* _JOB_:
How many lines of the data hold the word "description"? State the number and nothing else.
-=-=-
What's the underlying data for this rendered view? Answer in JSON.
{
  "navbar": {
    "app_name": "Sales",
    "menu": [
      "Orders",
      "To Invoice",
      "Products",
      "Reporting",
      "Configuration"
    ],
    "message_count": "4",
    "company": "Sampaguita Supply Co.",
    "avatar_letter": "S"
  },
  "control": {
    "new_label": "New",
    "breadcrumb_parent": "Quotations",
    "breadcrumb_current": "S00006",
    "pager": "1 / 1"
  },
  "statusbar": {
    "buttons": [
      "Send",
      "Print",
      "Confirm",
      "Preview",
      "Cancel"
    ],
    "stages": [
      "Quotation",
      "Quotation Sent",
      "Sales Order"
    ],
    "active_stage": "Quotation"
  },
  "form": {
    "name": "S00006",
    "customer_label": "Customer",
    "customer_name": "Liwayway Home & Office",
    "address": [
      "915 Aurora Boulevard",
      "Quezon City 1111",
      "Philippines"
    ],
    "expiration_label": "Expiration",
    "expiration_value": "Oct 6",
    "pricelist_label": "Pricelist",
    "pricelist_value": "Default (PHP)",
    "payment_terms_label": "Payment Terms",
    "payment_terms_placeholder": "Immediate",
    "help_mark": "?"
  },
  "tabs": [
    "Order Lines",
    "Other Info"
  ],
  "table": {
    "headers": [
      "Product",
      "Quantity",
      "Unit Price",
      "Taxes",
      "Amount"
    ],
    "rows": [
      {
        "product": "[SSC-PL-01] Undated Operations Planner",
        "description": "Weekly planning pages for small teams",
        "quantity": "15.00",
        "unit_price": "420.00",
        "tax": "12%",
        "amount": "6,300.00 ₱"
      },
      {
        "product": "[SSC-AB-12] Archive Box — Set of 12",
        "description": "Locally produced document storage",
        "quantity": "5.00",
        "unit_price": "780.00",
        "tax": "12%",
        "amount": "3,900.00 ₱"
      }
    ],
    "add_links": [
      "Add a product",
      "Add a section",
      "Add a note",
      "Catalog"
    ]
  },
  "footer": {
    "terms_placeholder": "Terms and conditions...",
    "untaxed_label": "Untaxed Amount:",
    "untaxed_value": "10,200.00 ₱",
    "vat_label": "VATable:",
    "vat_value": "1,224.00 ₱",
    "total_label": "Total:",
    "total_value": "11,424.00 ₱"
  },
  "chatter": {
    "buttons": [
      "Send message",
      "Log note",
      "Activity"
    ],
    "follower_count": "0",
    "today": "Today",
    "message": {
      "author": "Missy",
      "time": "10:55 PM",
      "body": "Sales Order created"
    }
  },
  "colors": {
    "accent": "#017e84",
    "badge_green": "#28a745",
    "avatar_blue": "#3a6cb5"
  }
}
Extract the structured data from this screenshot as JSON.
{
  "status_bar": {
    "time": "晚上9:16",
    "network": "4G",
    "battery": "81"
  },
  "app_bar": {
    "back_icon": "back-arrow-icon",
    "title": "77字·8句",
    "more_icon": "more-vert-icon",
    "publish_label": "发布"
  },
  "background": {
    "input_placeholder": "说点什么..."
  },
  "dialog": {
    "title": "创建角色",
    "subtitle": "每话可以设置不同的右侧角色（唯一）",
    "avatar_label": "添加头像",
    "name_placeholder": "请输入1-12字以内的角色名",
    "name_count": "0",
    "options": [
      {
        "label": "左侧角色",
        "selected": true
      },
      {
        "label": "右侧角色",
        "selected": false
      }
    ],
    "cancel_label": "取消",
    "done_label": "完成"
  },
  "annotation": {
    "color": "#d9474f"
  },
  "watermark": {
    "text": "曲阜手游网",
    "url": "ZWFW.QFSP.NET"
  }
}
-=-=-
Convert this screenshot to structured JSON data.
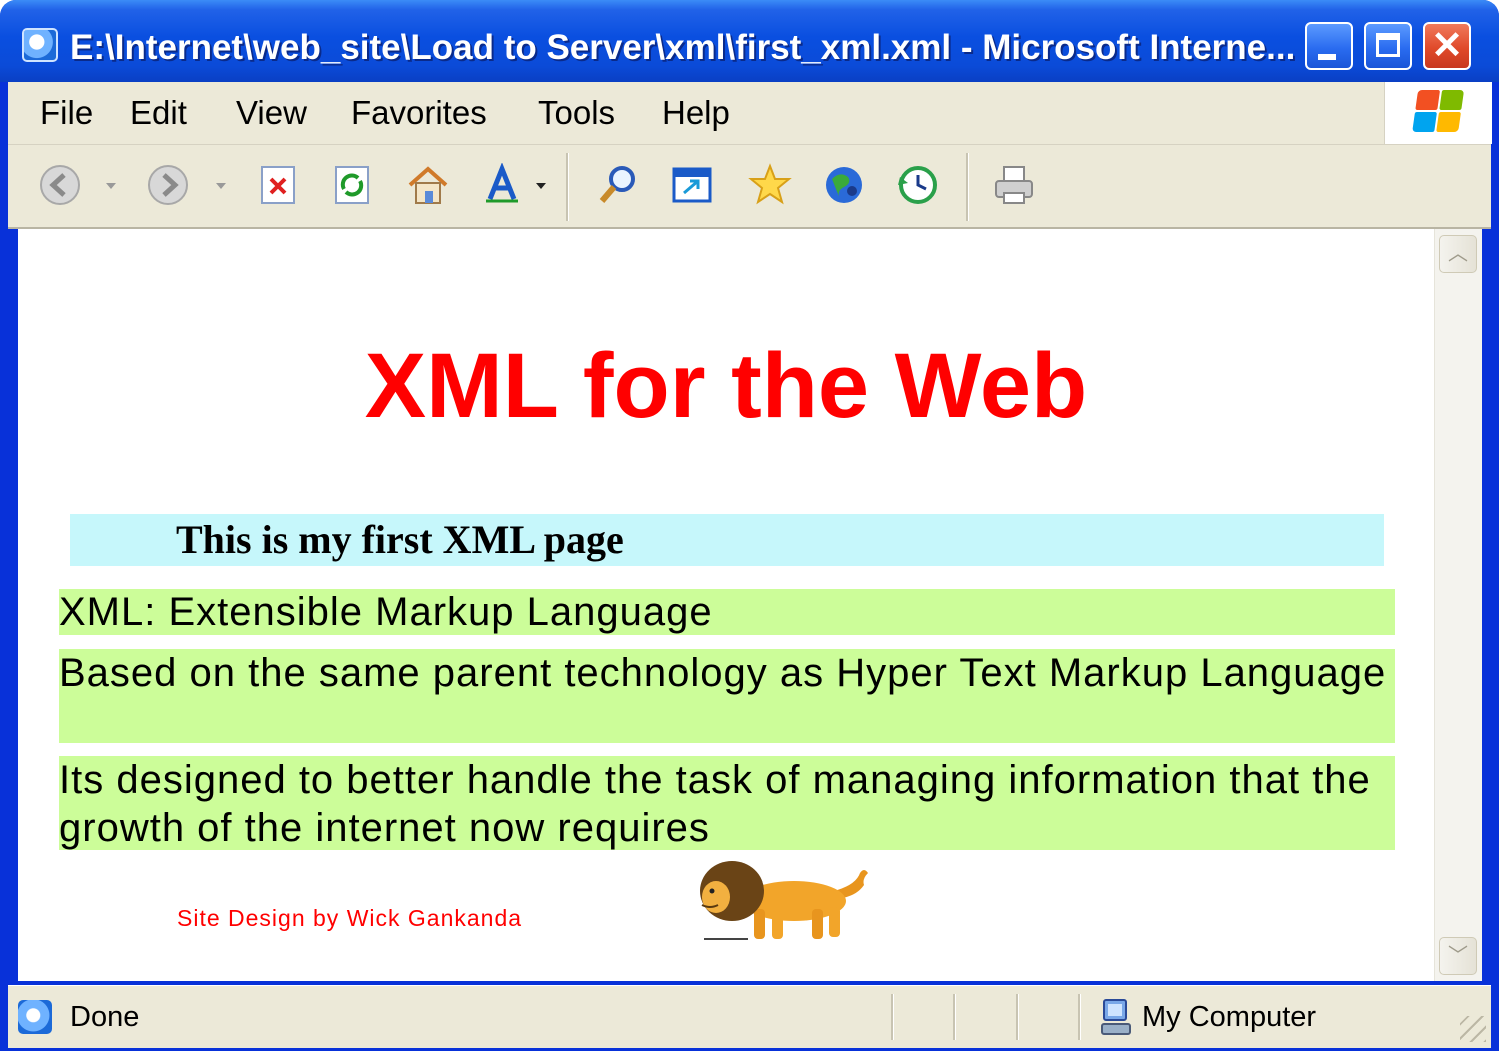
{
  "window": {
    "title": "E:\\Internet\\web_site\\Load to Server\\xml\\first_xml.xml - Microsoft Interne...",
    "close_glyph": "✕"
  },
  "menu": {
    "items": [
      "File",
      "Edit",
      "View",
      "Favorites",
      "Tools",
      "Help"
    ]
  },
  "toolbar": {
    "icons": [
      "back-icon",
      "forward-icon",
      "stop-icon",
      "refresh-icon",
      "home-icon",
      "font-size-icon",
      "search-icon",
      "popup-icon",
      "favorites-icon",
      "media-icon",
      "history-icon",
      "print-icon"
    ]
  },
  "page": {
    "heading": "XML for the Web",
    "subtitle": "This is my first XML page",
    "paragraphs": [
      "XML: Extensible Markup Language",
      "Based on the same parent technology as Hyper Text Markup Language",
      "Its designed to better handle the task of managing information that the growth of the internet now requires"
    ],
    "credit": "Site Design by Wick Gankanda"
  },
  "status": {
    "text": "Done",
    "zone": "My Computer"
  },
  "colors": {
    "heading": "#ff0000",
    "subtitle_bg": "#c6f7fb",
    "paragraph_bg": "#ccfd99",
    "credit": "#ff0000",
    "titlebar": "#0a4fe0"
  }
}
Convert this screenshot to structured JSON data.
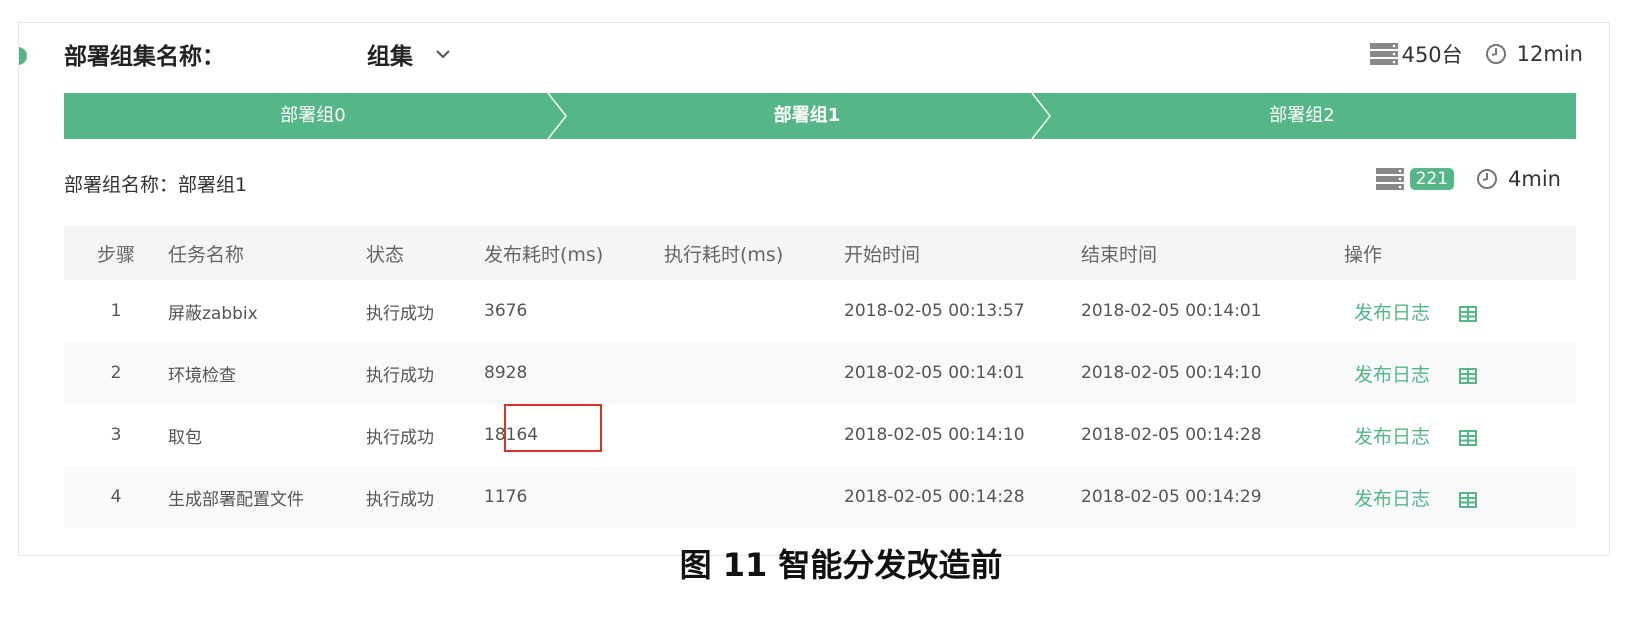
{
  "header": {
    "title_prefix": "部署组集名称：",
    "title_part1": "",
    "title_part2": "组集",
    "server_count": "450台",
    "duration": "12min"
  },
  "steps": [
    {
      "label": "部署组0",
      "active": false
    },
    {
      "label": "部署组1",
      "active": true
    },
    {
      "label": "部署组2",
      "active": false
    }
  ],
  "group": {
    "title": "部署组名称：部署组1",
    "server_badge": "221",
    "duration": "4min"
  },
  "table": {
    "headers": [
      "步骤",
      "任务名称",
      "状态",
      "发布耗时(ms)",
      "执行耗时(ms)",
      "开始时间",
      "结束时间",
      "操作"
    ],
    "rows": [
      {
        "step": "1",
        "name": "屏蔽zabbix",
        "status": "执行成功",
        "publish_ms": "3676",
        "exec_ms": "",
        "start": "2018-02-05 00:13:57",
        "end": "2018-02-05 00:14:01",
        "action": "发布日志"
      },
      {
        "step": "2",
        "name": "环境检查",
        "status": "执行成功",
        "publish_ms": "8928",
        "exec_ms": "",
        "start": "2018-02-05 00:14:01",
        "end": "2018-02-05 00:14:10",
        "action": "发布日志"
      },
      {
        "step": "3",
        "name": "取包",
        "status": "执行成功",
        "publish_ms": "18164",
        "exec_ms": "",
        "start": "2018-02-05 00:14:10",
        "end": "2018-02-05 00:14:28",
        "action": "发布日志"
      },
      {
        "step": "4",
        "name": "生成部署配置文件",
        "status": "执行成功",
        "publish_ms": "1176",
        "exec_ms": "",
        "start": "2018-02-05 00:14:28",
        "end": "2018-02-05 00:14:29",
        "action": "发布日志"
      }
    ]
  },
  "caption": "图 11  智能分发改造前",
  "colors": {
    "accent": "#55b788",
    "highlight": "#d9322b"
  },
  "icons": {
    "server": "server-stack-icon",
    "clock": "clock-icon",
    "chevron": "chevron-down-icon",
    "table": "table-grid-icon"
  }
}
-=-=-
* _FINAL RESULT_:
2